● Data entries
* * * * * * * * *
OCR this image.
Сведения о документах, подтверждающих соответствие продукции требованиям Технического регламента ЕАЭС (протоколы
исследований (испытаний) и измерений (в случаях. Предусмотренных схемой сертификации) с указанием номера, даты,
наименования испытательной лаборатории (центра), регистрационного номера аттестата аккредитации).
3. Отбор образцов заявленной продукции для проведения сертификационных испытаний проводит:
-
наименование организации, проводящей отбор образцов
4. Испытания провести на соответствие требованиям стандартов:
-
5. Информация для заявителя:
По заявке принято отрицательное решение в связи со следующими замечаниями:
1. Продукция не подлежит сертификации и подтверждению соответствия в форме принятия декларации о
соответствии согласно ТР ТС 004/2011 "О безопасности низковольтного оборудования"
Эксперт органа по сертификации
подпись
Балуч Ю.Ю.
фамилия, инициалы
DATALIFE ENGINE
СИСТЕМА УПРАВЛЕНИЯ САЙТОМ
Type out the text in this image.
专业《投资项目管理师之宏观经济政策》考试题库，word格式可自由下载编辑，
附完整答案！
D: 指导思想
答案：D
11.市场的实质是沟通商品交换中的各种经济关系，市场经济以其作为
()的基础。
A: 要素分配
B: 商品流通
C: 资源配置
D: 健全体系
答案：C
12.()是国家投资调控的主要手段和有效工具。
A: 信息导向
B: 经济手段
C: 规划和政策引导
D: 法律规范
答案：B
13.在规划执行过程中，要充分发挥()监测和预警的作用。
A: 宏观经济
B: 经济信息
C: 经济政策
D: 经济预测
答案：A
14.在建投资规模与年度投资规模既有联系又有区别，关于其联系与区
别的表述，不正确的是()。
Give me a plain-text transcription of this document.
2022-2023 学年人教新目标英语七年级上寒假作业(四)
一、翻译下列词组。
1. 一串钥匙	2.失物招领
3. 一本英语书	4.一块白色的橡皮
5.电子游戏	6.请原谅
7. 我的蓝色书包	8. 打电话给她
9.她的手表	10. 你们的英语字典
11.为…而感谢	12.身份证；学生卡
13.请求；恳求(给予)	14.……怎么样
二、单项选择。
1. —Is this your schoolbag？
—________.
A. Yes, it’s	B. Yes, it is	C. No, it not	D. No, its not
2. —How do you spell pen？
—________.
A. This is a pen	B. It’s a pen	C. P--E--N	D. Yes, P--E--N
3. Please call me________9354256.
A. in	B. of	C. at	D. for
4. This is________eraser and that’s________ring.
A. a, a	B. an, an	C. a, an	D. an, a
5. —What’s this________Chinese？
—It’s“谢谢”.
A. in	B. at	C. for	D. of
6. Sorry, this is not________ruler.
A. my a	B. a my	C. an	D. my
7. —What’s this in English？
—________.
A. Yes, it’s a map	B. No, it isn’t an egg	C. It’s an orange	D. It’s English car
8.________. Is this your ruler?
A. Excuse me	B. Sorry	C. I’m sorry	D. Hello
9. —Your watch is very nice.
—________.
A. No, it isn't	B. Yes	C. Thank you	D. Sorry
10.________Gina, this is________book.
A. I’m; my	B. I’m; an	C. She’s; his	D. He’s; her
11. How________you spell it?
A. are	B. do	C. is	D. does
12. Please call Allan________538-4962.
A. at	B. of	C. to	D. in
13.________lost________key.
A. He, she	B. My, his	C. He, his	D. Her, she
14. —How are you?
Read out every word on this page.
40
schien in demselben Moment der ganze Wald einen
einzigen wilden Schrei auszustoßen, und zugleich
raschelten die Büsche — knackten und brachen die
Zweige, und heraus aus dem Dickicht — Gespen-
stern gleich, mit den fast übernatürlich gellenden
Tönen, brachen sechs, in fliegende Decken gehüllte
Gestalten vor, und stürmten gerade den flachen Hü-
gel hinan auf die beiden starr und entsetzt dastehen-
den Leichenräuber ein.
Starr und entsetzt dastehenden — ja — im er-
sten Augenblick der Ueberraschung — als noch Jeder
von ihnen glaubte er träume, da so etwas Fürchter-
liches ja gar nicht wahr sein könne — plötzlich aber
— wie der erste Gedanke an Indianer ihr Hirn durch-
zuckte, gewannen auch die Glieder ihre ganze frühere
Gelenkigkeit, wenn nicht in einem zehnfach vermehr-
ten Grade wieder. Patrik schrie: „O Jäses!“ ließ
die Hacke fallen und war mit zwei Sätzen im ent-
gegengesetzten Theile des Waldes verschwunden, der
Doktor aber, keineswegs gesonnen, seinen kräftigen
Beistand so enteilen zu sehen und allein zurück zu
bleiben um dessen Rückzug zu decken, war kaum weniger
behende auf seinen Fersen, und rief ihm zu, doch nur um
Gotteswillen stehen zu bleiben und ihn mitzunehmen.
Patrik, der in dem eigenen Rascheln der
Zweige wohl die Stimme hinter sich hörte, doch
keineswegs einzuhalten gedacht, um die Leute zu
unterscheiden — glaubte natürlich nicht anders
* * * * * * * * *
● JOB
Repeat each record exactly. Omit nothing.

● EXERCISE OUTPUT
OCR this image.
Сведения о документах, подтверждающих соответствие продукции требованиям Технического регламента ЕАЭС (протоколы
исследований (испытаний) и измерений (в случаях. Предусмотренных схемой сертификации) с указанием номера, даты,
наименования испытательной лаборатории (центра), регистрационного номера аттестата аккредитации).
3. Отбор образцов заявленной продукции для проведения сертификационных испытаний проводит:
-
наименование организации, проводящей отбор образцов
4. Испытания провести на соответствие требованиям стандартов:
-
5. Информация для заявителя:
По заявке принято отрицательное решение в связи со следующими замечаниями:
1. Продукция не подлежит сертификации и подтверждению соответствия в форме принятия декларации о
соответствии согласно ТР ТС 004/2011 "О безопасности низковольтного оборудования"
Эксперт органа по сертификации
подпись
Балуч Ю.Ю.
фамилия, инициалы
DATALIFE ENGINE
СИСТЕМА УПРАВЛЕНИЯ САЙТОМ
Type out the text in this image.
专业《投资项目管理师之宏观经济政策》考试题库，word格式可自由下载编辑，
附完整答案！
D: 指导思想
答案：D
11.市场的实质是沟通商品交换中的各种经济关系，市场经济以其作为
()的基础。
A: 要素分配
B: 商品流通
C: 资源配置
D: 健全体系
答案：C
12.()是国家投资调控的主要手段和有效工具。
A: 信息导向
B: 经济手段
C: 规划和政策引导
D: 法律规范
答案：B
13.在规划执行过程中，要充分发挥()监测和预警的作用。
A: 宏观经济
B: 经济信息
C: 经济政策
D: 经济预测
答案：A
14.在建投资规模与年度投资规模既有联系又有区别，关于其联系与区
别的表述，不正确的是()。
Give me a plain-text transcription of this document.
2022-2023 学年人教新目标英语七年级上寒假作业(四)
一、翻译下列词组。
1. 一串钥匙	2.失物招领
3. 一本英语书	4.一块白色的橡皮
5.电子游戏	6.请原谅
7. 我的蓝色书包	8. 打电话给她
9.她的手表	10. 你们的英语字典
11.为…而感谢	12.身份证；学生卡
13.请求；恳求(给予)	14.……怎么样
二、单项选择。
1. —Is this your schoolbag？
—________.
A. Yes, it’s	B. Yes, it is	C. No, it not	D. No, its not
2. —How do you spell pen？
—________.
A. This is a pen	B. It’s a pen	C. P--E--N	D. Yes, P--E--N
3. Please call me________9354256.
A. in	B. of	C. at	D. for
4. This is________eraser and that’s________ring.
A. a, a	B. an, an	C. a, an	D. an, a
5. —What’s this________Chinese？
—It’s“谢谢”.
A. in	B. at	C. for	D. of
6. Sorry, this is not________ruler.
A. my a	B. a my	C. an	D. my
7. —What’s this in English？
—________.
A. Yes, it’s a map	B. No, it isn’t an egg	C. It’s an orange	D. It’s English car
8.________. Is this your ruler?
A. Excuse me	B. Sorry	C. I’m sorry	D. Hello
9. —Your watch is very nice.
—________.
A. No, it isn't	B. Yes	C. Thank you	D. Sorry
10.________Gina, this is________book.
A. I’m; my	B. I’m; an	C. She’s; his	D. He’s; her
11. How________you spell it?
A. are	B. do	C. is	D. does
12. Please call Allan________538-4962.
A. at	B. of	C. to	D. in
13.________lost________key.
A. He, she	B. My, his	C. He, his	D. Her, she
14. —How are you?
Read out every word on this page.
40
schien in demselben Moment der ganze Wald einen
einzigen wilden Schrei auszustoßen, und zugleich
raschelten die Büsche — knackten und brachen die
Zweige, und heraus aus dem Dickicht — Gespen-
stern gleich, mit den fast übernatürlich gellenden
Tönen, brachen sechs, in fliegende Decken gehüllte
Gestalten vor, und stürmten gerade den flachen Hü-
gel hinan auf die beiden starr und entsetzt dastehen-
den Leichenräuber ein.
Starr und entsetzt dastehenden — ja — im er-
sten Augenblick der Ueberraschung — als noch Jeder
von ihnen glaubte er träume, da so etwas Fürchter-
liches ja gar nicht wahr sein könne — plötzlich aber
— wie der erste Gedanke an Indianer ihr Hirn durch-
zuckte, gewannen auch die Glieder ihre ganze frühere
Gelenkigkeit, wenn nicht in einem zehnfach vermehr-
ten Grade wieder. Patrik schrie: „O Jäses!“ ließ
die Hacke fallen und war mit zwei Sätzen im ent-
gegengesetzten Theile des Waldes verschwunden, der
Doktor aber, keineswegs gesonnen, seinen kräftigen
Beistand so enteilen zu sehen und allein zurück zu
bleiben um dessen Rückzug zu decken, war kaum weniger
behende auf seinen Fersen, und rief ihm zu, doch nur um
Gotteswillen stehen zu bleiben und ihn mitzunehmen.
Patrik, der in dem eigenen Rascheln der
Zweige wohl die Stimme hinter sich hörte, doch
keineswegs einzuhalten gedacht, um die Leute zu
unterscheiden — glaubte natürlich nicht anders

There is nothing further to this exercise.